◆ AIM OF THE TASK
List every line below containing "this".

Records from a data source
+ + + +

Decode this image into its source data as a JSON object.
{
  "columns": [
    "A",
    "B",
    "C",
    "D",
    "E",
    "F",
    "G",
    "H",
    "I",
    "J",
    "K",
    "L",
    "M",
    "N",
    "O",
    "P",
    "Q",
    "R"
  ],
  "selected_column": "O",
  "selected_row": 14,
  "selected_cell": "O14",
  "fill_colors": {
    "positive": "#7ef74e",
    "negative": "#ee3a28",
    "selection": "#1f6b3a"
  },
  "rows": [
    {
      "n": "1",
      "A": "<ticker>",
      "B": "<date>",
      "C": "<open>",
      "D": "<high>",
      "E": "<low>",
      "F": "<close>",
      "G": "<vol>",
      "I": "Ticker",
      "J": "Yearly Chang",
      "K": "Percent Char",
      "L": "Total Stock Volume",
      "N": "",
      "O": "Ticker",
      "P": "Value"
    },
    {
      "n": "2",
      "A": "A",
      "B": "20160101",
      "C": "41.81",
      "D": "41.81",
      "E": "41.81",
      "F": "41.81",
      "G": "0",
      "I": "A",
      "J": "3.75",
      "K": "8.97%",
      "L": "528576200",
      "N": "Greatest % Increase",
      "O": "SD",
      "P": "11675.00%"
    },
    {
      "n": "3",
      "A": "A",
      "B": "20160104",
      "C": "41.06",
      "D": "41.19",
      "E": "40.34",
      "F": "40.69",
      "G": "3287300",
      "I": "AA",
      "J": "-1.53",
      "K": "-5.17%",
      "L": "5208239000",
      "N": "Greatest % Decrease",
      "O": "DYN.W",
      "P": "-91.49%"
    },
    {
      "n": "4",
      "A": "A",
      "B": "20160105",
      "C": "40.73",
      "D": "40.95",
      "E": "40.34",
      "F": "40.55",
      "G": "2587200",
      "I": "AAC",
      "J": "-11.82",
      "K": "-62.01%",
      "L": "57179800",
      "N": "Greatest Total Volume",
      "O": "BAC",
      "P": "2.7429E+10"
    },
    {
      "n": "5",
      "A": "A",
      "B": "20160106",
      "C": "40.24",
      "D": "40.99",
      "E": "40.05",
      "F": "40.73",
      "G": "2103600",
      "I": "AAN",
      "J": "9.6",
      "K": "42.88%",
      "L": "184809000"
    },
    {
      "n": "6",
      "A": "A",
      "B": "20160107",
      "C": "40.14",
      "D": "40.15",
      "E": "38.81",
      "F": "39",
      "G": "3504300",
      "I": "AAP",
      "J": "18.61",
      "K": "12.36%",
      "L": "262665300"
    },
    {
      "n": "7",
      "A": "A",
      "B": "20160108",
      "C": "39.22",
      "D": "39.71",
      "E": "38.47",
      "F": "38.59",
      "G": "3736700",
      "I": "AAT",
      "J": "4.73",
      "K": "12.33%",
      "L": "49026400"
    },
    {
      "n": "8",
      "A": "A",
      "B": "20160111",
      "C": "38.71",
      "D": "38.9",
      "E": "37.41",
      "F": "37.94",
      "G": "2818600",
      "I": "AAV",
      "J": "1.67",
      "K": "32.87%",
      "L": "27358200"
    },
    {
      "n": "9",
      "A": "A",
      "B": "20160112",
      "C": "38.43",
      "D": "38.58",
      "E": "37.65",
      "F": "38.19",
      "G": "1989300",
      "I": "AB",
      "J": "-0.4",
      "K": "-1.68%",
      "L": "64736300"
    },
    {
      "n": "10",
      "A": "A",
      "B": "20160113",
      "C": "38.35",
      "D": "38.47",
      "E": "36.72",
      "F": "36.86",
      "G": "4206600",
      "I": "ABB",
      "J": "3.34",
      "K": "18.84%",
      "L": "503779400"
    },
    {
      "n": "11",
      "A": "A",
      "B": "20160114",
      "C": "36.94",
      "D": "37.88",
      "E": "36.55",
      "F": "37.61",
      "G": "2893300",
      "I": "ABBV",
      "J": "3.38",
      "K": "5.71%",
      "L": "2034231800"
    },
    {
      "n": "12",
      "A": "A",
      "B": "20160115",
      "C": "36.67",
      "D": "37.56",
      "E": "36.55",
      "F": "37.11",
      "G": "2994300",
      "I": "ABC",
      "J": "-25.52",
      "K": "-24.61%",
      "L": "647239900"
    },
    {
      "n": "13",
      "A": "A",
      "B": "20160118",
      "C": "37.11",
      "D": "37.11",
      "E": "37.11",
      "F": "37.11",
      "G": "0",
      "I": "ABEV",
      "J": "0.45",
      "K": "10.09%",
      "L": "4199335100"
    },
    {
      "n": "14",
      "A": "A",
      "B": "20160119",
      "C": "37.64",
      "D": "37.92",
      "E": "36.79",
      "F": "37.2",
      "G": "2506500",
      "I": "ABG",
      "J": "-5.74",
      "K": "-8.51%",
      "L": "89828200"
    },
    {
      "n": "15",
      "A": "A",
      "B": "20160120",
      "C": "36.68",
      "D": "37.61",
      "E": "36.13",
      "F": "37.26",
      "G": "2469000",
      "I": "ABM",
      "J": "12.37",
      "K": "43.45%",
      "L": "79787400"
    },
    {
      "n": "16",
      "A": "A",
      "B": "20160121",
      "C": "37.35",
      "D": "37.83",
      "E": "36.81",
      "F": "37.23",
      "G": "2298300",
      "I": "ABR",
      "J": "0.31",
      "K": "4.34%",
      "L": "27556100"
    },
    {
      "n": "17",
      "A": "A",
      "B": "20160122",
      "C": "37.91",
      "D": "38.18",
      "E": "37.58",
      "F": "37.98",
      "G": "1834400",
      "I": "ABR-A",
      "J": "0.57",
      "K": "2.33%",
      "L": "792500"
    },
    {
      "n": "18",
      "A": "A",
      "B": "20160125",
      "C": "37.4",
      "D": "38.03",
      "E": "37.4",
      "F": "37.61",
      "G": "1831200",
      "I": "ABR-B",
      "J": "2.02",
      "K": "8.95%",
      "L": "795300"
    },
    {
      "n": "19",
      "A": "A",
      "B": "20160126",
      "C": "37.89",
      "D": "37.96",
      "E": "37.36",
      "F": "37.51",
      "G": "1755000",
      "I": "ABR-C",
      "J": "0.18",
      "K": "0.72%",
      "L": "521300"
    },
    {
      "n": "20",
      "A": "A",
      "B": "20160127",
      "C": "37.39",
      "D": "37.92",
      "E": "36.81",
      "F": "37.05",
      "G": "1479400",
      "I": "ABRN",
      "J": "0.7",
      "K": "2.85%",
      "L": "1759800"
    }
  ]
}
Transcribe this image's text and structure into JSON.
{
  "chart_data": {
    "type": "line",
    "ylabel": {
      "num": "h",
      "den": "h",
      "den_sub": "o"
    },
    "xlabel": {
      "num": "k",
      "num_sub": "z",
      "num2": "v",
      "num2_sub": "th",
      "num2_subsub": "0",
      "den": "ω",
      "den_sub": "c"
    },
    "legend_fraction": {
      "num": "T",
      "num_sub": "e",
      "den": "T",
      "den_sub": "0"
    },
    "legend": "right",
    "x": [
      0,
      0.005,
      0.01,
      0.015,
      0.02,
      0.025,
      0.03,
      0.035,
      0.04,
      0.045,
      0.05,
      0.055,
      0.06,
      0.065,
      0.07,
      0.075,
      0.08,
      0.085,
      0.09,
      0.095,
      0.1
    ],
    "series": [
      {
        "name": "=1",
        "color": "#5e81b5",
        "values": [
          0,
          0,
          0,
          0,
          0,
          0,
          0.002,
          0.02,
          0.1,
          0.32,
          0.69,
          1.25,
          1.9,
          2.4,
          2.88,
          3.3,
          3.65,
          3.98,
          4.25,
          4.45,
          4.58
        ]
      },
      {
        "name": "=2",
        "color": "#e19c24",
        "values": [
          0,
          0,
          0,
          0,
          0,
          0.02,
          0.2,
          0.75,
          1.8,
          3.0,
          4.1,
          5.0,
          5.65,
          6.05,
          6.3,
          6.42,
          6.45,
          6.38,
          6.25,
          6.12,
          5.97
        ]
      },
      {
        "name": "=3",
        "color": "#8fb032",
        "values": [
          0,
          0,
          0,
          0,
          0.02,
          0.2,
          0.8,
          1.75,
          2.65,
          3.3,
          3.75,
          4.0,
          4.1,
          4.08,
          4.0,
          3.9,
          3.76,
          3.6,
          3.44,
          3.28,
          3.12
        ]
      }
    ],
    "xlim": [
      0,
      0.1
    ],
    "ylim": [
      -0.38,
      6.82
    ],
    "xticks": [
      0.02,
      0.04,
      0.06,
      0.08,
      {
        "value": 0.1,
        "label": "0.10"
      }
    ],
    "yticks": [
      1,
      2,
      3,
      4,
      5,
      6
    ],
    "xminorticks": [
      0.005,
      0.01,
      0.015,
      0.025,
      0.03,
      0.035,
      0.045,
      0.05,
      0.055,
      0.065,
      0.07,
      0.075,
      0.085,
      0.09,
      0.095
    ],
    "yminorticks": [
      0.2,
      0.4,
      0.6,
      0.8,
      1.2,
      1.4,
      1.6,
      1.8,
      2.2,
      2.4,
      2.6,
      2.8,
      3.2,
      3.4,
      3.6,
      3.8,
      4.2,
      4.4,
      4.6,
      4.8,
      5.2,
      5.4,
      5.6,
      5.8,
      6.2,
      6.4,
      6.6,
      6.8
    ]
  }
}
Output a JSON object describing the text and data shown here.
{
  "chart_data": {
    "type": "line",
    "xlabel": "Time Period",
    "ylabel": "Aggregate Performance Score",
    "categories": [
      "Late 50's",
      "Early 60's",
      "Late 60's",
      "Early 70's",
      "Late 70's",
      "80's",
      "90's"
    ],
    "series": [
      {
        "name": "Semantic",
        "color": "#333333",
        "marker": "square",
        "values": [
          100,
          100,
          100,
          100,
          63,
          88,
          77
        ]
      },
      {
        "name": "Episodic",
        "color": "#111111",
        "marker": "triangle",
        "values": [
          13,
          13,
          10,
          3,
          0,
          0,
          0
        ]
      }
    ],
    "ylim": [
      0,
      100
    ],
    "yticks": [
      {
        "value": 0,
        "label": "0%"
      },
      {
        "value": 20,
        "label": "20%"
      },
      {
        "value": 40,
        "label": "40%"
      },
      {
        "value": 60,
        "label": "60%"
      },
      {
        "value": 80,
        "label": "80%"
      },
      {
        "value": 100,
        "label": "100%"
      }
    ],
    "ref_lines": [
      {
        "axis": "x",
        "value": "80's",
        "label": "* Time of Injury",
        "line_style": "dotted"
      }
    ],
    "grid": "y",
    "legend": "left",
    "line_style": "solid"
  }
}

+ + + +

◆ ANSWER IN FULL
Decode this image into its source data as a JSON object.
Transcribe this image's text and structure into JSON.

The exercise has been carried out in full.